**ЧТО НУЖНО СДЕЛАТЬ**
A: Ответьте по отрывку о новелле Боккаччо:
(i) Кем был отец Алатиэль?
(ii) Сколько раз и за какой срок сарацинке пришлось сыграть свадьбу, по словам Памфило?
(iii) Кто убил Периконе и с какой целью?
B: Запишите в виде JSON-списка строк всё в записях от самого начала вниз до строки, содержащей «234, 598, 250]», включительно. Каждой строке соответствует один элемент списка, пустые строки пропустите.

═════ ПРЕДЛОЖЕННЫЙ ОТРЫВОК

В новелле Боккаччо нет вступительного эпизода с проклятием, объясняющим роковую долю красавицы, но идея судьбы выражена ясно: Памфило желает доказать своим рассказом, что ни одно человеческое желание не застраховано от случайностей судьбы, и говорит о «роковой красоте одной сарацинки, которой, по причине ее красоты, пришлось в какие-нибудь четыре года сыграть свадьбу до девяти раз»200. Алатиэль отправлена отцом, султаном Вавилонии, в замужество к королю дель Гарбо, но ее корабль разбит бурей, и она поочередно попадает в руки Периконе де Висальго, его брата, генуэзских корабельщиков, морейского принца, афинского герцога, сына константинопольского императора, султана Осбека, его приближенного Антигона, купца из Кипра – и наконец своего нареченного жениха, которого она заверила в своей девственности и с которым долгое время жила в веселии. На меня это ироническое заключение с следующей затем легкомысленной выходкой – об устах, не умаляющихся от поцелуя, – действует, как сознательный диссонанс, неожиданно разрешающий мелодию фатализма. Он наполняет новеллу об Алатиэль; нет проклятия отца, его заменила идея красоты, культ которой обновился с обновлением гуманистических интересов. Она – неотразима: Фьямметта, покинутая Панфило, видит в ней свое несчастье, Алатиэль – свой рок. Кто бы ни увидел ее, не может не влюбиться, не пожелать овладеть ею. Когда в конце рассказа, готовясь открыться служителю своего отца, Антигону, она говорит ему, что желал бы скорее умереть, чем вести жизнь, какую вела, она несомненно говорит от сердца, в полном сознании, что пережитое ею было и бедствием и позором. А между тем переживала она его как-то бессознательно, горюя и отдаваясь, чередуя слезы и примирения с судьбой. Ее любовник Периконе убит своим братом, Маратом, с целью овладеть ею; она много сетовала о том, а затем, привыкнув к Марату, забыла о Периконе, и ей начинает казаться, что все обстоит благополучно; сын константинопольского императора, Константин, похитил ее у афинского герцога; она оплакивает свое несчастье, но «затем, утешенная Константином, она, по примеру прошлого, начала находить удовольствие в том, что уготовила ей судьба». Она может показаться ветреной, живущей моментами наслаждения и короткими приливами неглубокого горя, но лишь так психологически понятая она и могла явиться безотчетной игрушкой судьбы, прирожденной ей с красотою, и фаталистический тип народной сказки – стать живым образом, симпатичным в своей человеческой слабости.

══════════
═════ ИСХОДНЫЕ СТРОКИ

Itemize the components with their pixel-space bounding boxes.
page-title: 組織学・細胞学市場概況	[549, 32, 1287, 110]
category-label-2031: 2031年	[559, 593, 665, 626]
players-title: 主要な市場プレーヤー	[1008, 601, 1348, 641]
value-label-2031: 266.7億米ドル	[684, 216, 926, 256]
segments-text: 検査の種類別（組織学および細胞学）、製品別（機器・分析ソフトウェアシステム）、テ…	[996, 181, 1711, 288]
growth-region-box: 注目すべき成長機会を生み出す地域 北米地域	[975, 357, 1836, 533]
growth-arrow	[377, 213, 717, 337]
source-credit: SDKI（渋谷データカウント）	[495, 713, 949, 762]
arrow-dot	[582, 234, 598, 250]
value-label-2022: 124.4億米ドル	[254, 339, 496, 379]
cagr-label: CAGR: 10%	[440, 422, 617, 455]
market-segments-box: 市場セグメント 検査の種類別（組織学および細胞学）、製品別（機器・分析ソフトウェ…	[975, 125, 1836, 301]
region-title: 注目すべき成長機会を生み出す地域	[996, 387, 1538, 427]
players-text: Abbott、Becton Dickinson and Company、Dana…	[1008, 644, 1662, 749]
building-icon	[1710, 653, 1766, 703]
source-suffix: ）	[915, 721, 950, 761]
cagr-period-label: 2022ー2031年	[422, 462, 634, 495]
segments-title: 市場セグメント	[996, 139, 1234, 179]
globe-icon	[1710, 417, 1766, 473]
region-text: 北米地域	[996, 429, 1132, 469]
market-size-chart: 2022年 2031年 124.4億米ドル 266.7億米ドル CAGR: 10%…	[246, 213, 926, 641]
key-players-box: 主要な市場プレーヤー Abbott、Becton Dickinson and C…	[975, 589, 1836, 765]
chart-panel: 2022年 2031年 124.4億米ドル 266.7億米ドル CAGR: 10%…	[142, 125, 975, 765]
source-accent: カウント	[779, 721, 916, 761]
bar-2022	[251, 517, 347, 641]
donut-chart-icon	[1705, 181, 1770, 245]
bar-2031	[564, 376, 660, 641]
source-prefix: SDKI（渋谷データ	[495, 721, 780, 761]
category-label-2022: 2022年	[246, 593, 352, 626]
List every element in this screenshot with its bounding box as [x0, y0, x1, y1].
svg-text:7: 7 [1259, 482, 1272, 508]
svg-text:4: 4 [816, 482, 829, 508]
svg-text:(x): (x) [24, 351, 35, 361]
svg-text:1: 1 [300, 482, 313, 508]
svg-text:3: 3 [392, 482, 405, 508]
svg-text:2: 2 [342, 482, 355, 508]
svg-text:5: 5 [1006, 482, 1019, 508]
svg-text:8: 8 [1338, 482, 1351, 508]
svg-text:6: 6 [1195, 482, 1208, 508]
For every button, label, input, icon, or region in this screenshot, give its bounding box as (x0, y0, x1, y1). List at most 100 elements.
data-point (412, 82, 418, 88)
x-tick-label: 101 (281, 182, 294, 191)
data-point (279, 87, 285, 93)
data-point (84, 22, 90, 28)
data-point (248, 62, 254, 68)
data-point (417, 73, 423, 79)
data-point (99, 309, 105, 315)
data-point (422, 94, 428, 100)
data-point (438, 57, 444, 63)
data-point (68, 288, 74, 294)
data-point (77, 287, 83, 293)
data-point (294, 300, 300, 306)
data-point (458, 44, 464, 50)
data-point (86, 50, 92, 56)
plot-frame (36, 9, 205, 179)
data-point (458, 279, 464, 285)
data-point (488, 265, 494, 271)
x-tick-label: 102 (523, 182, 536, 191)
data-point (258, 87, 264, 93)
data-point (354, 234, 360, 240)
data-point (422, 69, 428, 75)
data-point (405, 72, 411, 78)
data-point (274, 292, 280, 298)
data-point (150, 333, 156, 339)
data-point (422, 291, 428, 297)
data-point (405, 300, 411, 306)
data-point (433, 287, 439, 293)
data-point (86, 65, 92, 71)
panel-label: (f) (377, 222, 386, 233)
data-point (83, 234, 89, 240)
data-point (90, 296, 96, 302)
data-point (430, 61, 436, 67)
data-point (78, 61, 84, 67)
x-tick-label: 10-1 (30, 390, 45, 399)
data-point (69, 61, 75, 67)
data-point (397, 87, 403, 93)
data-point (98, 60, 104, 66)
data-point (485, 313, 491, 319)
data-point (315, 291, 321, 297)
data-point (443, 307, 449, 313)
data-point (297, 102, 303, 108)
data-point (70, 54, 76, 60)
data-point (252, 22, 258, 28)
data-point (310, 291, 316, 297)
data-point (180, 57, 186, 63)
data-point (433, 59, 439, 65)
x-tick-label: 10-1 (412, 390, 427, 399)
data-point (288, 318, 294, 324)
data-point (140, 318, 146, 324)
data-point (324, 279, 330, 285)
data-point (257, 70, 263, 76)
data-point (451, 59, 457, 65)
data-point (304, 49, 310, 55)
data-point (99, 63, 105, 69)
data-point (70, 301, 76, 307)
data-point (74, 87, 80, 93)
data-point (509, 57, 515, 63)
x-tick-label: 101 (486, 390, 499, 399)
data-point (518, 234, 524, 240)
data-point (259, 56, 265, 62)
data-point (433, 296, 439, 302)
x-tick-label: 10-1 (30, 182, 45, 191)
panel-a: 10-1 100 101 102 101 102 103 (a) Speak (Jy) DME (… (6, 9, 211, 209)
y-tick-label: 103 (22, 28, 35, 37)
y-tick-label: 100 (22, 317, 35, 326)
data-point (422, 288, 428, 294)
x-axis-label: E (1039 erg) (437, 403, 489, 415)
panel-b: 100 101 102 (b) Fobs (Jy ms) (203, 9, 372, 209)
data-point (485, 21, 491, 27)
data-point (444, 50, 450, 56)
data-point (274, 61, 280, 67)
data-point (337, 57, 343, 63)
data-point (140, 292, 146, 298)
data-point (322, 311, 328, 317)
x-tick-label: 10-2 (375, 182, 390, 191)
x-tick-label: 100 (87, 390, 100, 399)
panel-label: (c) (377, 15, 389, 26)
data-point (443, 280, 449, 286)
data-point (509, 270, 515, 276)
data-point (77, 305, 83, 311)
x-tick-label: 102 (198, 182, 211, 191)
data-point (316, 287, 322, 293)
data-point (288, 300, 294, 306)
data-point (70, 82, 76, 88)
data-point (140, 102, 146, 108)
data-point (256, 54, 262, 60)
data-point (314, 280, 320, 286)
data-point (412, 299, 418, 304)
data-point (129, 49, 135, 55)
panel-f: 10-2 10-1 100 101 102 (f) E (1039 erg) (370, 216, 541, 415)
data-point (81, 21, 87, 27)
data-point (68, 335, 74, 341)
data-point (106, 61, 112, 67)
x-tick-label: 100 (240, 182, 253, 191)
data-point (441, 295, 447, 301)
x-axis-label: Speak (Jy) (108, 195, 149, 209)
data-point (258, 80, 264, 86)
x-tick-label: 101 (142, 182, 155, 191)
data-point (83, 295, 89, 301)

══════════

**ОТВЕТЫ К УПРАЖНЕНИЯМ**
A:
(i) Султаном Вавилонии.
(ii) До девяти раз за какие-нибудь четыре года.
(iii) Его брат Марат, чтобы овладеть Алатиэль.

B:
[
  "Itemize the components with their pixel-space bounding boxes.",
  "page-title: 組織学・細胞学市場概況\t[549, 32, 1287, 110]",
  "category-label-2031: 2031年\t[559, 593, 665, 626]",
  "players-title: 主要な市場プレーヤー\t[1008, 601, 1348, 641]",
  "value-label-2031: 266.7億米ドル\t[684, 216, 926, 256]",
  "segments-text: 検査の種類別（組織学および細胞学）、製品別（機器・分析ソフトウェアシステム）、テ…\t[996, 181, 1711, 288]",
  "growth-region-box: 注目すべき成長機会を生み出す地域 北米地域\t[975, 357, 1836, 533]",
  "growth-arrow\t[377, 213, 717, 337]",
  "source-credit: SDKI（渋谷データカウント）\t[495, 713, 949, 762]",
  "arrow-dot\t[582, 234, 598, 250]"
]